_GOAL OF THE EXERCISE_: Tally up how many lines in the listing below contain the string "Adobe", and give only the total.
※ ※ ※
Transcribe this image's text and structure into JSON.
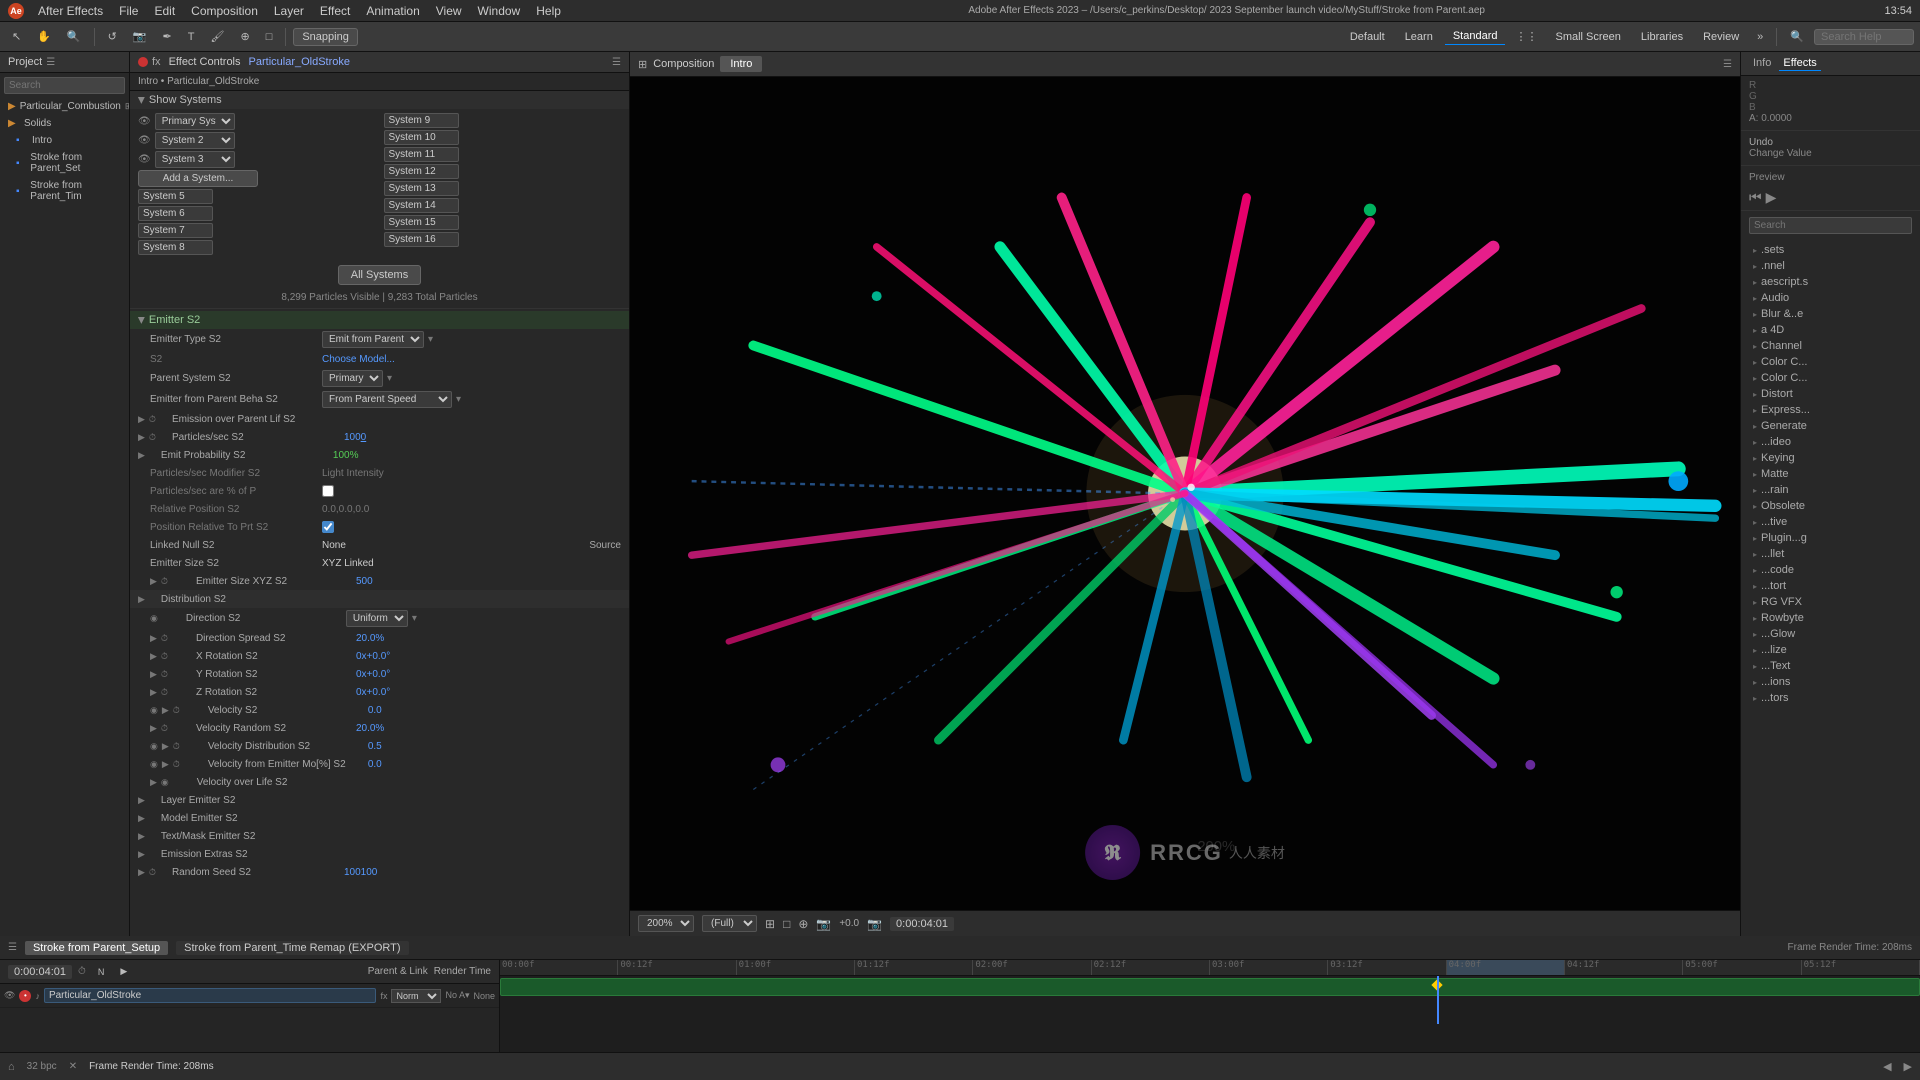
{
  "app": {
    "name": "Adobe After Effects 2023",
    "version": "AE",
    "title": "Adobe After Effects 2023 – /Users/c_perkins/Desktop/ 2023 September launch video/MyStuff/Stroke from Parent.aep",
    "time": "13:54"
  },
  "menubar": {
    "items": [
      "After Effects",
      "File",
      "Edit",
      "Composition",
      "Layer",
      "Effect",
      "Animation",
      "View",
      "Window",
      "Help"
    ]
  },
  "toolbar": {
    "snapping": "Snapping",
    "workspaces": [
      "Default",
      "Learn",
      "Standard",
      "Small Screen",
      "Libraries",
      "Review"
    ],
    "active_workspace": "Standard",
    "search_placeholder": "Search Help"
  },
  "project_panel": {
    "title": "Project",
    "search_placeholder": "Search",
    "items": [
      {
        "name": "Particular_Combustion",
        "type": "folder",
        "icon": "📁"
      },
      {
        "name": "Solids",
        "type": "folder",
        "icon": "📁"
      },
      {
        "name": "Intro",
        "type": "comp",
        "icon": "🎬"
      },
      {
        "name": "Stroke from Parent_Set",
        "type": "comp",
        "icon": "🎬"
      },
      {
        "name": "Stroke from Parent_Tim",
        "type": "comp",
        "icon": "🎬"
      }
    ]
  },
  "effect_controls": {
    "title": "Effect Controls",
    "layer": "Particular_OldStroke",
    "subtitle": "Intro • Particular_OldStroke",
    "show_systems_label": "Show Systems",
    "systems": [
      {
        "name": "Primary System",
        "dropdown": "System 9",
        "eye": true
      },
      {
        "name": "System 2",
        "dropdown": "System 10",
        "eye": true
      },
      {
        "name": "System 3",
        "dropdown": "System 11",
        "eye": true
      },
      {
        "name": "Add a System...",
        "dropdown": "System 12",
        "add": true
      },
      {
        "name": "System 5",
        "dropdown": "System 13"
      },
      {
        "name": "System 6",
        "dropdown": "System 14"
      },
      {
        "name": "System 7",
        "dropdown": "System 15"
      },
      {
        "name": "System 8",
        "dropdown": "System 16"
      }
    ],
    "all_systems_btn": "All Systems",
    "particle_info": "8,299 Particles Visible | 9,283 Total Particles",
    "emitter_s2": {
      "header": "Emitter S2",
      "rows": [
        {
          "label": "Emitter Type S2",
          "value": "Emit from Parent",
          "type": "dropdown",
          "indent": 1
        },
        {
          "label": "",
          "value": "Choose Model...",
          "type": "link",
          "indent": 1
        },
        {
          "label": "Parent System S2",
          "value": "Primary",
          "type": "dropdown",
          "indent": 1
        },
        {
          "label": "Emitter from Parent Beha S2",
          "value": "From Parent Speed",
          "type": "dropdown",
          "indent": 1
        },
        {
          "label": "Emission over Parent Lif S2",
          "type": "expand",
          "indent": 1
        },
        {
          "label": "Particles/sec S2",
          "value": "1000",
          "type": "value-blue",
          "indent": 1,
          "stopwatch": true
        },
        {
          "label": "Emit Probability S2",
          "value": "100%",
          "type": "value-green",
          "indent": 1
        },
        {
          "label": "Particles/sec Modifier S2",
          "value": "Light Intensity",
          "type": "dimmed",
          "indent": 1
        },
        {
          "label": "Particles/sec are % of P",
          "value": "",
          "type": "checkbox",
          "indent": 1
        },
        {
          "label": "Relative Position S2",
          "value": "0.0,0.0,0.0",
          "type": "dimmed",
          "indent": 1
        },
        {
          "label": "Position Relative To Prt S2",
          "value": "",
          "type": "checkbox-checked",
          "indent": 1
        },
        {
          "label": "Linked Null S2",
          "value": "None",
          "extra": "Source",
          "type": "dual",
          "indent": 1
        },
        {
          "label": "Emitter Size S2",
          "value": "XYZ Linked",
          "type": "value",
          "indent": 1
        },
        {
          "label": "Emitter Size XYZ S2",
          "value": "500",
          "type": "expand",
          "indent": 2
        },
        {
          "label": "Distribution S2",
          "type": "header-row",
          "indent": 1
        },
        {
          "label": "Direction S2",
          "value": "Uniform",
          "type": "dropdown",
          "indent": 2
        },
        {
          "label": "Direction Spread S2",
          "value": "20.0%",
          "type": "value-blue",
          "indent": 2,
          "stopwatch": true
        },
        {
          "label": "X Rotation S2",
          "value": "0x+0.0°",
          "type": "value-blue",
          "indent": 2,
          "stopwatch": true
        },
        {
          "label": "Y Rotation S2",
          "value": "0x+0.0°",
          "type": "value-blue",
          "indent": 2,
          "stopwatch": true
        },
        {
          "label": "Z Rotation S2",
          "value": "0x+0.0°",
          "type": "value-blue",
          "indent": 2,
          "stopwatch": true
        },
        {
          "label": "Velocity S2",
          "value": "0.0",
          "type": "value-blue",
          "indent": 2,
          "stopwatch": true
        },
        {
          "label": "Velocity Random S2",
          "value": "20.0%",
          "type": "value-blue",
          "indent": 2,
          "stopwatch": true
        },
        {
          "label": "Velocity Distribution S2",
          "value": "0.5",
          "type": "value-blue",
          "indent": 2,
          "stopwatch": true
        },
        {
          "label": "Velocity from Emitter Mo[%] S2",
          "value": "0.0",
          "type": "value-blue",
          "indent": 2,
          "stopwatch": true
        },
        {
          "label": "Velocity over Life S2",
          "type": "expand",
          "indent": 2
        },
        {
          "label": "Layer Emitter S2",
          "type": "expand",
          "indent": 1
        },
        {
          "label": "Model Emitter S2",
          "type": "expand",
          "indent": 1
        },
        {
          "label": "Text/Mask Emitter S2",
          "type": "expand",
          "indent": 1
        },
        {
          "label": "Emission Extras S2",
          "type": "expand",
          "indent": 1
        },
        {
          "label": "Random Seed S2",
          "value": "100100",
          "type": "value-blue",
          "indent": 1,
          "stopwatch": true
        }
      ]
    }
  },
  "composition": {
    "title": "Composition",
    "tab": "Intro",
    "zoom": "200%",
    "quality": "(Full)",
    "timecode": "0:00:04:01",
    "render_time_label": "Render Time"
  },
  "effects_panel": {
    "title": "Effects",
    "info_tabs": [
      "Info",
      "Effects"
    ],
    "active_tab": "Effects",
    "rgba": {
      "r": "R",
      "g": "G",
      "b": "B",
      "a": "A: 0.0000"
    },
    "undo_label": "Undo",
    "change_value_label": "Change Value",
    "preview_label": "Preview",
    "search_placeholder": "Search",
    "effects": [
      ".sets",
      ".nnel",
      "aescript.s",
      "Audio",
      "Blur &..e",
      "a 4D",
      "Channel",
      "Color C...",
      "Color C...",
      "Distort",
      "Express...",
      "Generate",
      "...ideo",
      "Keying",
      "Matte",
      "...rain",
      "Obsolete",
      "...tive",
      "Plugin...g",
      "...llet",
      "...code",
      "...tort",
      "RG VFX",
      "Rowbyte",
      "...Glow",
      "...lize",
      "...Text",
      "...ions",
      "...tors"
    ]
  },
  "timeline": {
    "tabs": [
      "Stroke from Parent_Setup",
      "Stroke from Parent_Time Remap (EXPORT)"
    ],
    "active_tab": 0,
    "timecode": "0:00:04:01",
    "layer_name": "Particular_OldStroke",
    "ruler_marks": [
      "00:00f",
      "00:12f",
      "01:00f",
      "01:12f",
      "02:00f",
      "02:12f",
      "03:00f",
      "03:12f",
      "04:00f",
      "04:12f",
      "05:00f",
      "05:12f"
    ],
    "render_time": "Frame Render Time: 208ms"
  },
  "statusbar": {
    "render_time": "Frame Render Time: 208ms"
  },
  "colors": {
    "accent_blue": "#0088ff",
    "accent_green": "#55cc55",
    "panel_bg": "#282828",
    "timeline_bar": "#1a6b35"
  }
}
※ ※ ※
_EXERCISE ANSWER_: 2